** TASK TO CARRY OUT **
Take every line that has the string "stamp" and copy it out.

** SUPPLIED ENTRIES **
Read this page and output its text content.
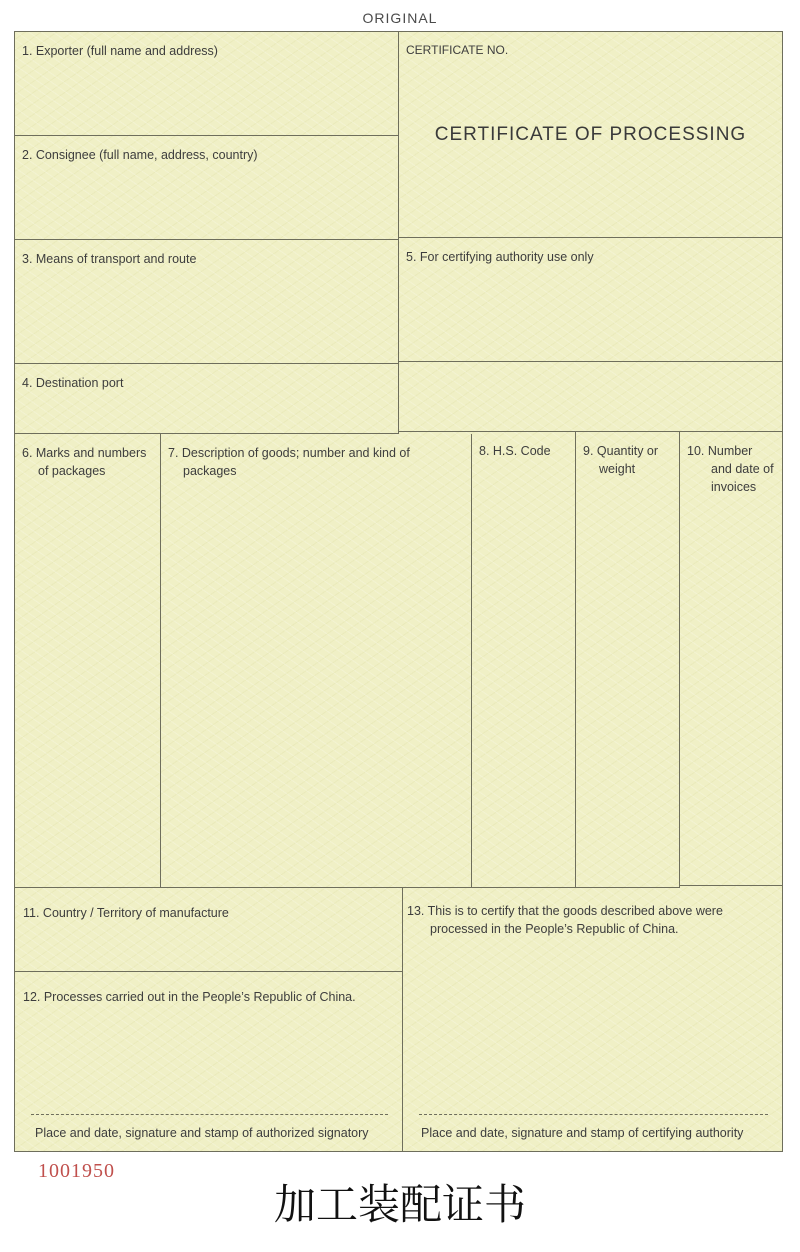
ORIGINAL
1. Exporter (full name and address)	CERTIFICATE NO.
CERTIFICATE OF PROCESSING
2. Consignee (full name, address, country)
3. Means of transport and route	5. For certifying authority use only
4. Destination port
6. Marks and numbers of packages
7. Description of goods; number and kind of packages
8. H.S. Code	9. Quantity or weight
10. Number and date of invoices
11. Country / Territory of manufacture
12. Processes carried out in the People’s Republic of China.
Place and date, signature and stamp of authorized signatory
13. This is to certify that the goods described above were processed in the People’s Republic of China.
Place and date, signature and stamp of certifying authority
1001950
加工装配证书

** THE ANSWER **
Place and date, signature and stamp of authorized signatory
Place and date, signature and stamp of certifying authority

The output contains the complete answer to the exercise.